> _Exercise objective_:
From the material below, list every line containing "reactions".

** START **

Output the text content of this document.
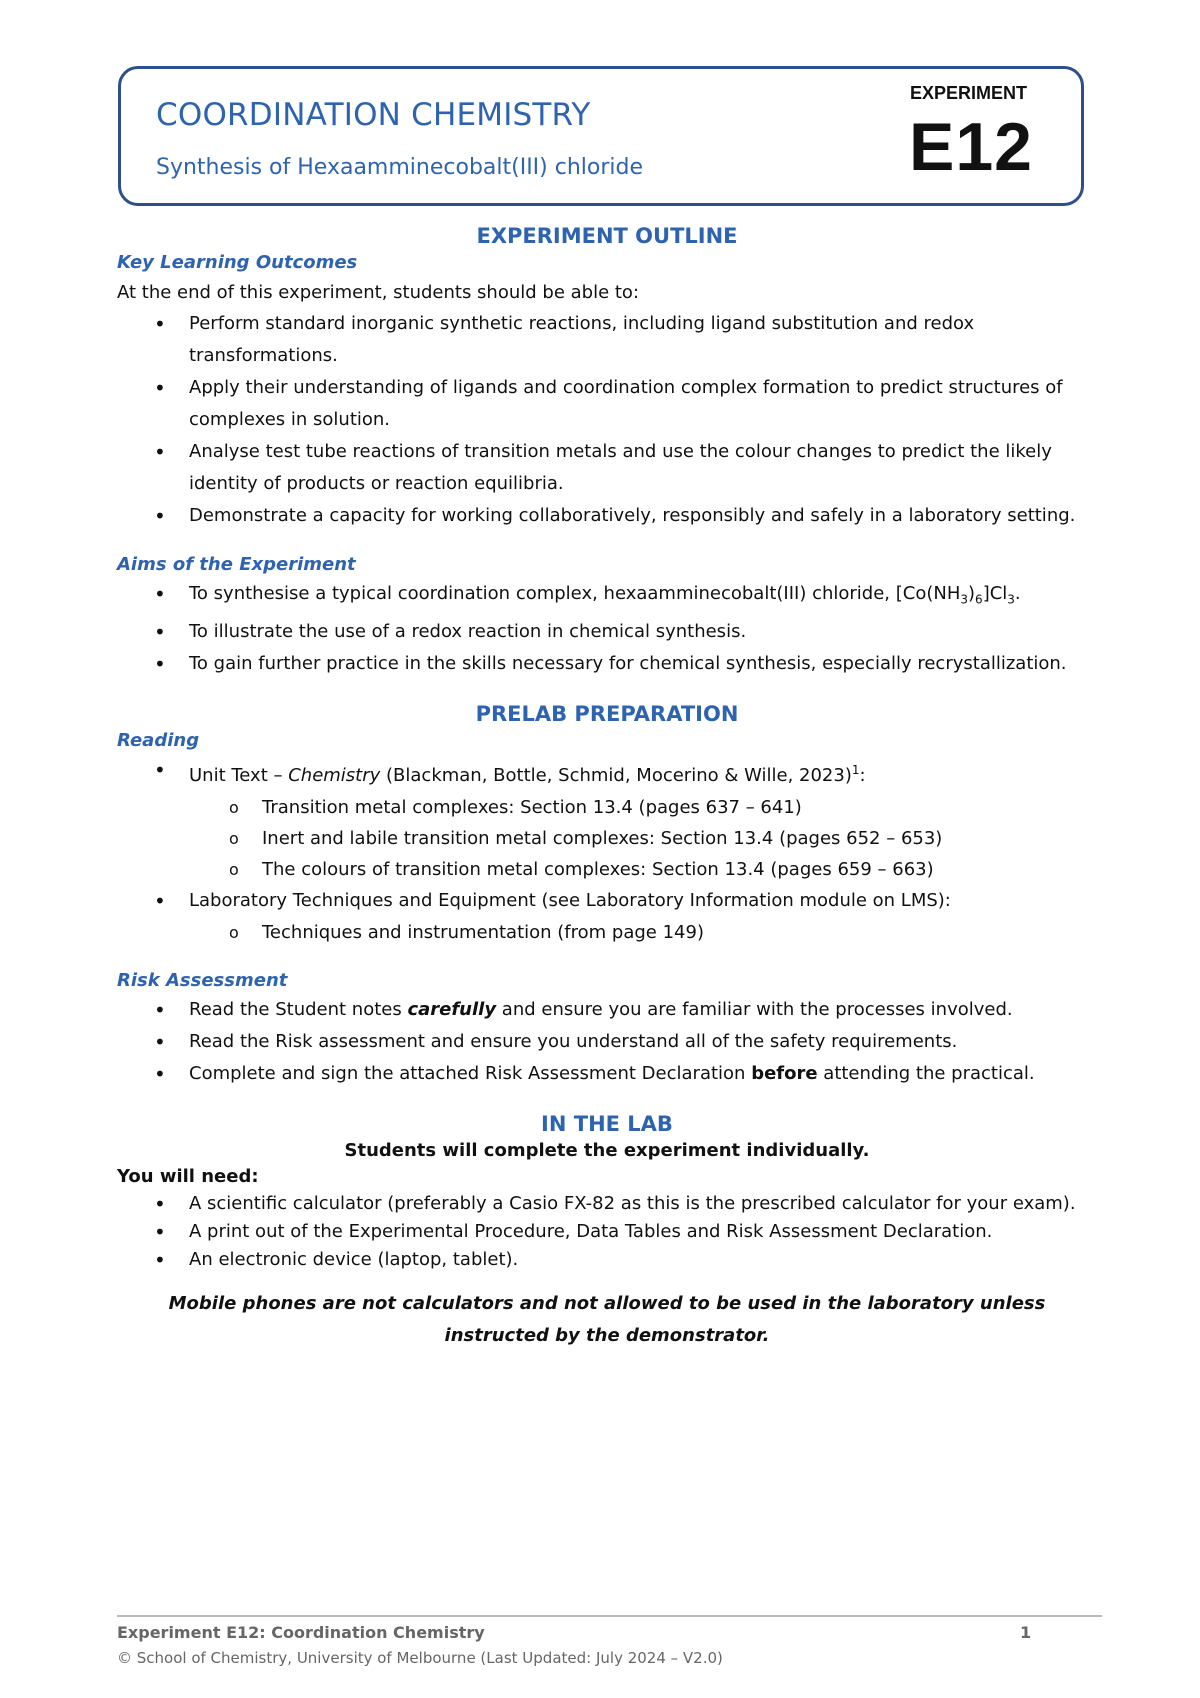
COORDINATION CHEMISTRY
Synthesis of Hexaamminecobalt(III) chloride
EXPERIMENT
E12
EXPERIMENT OUTLINE
Key Learning Outcomes

At the end of this experiment, students should be able to:

• Perform standard inorganic synthetic reactions, including ligand substitution and redox transformations.
• Apply their understanding of ligands and coordination complex formation to predict structures of complexes in solution.
• Analyse test tube reactions of transition metals and use the colour changes to predict the likely identity of products or reaction equilibria.
• Demonstrate a capacity for working collaboratively, responsibly and safely in a laboratory setting.
Aims of the Experiment
• To synthesise a typical coordination complex, hexaamminecobalt(III) chloride, $[Co(NH_3)_6]Cl_3$.
• To illustrate the use of a redox reaction in chemical synthesis.
• To gain further practice in the skills necessary for chemical synthesis, especially recrystallization.
PRELAB PREPARATION
Reading
• Unit Text – Chemistry (Blackman, Bottle, Schmid, Mocerino & Wille, 2023)$^1$:
o Transition metal complexes: Section 13.4 (pages 637 – 641)
o Inert and labile transition metal complexes: Section 13.4 (pages 652 – 653)
o The colours of transition metal complexes: Section 13.4 (pages 659 – 663)
• Laboratory Techniques and Equipment (see Laboratory Information module on LMS):
o Techniques and instrumentation (from page 149)
Risk Assessment
• Read the Student notes carefully and ensure you are familiar with the processes involved.
• Read the Risk assessment and ensure you understand all of the safety requirements.
• Complete and sign the attached Risk Assessment Declaration before attending the practical.
IN THE LAB

Students will complete the experiment individually.

You will need:

• A scientific calculator (preferably a Casio FX-82 as this is the prescribed calculator for your exam).
• A print out of the Experimental Procedure, Data Tables and Risk Assessment Declaration.
• An electronic device (laptop, tablet).

Mobile phones are not calculators and not allowed to be used in the laboratory unless instructed by the demonstrator.

Experiment E12: Coordination Chemistry	1
© School of Chemistry, University of Melbourne (Last Updated: July 2024 – V2.0)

** END **

> _Full answer_:
• Perform standard inorganic synthetic reactions, including ligand substitution and redox transformations.
• Analyse test tube reactions of transition metals and use the colour changes to predict the likely identity of products or reaction equilibria.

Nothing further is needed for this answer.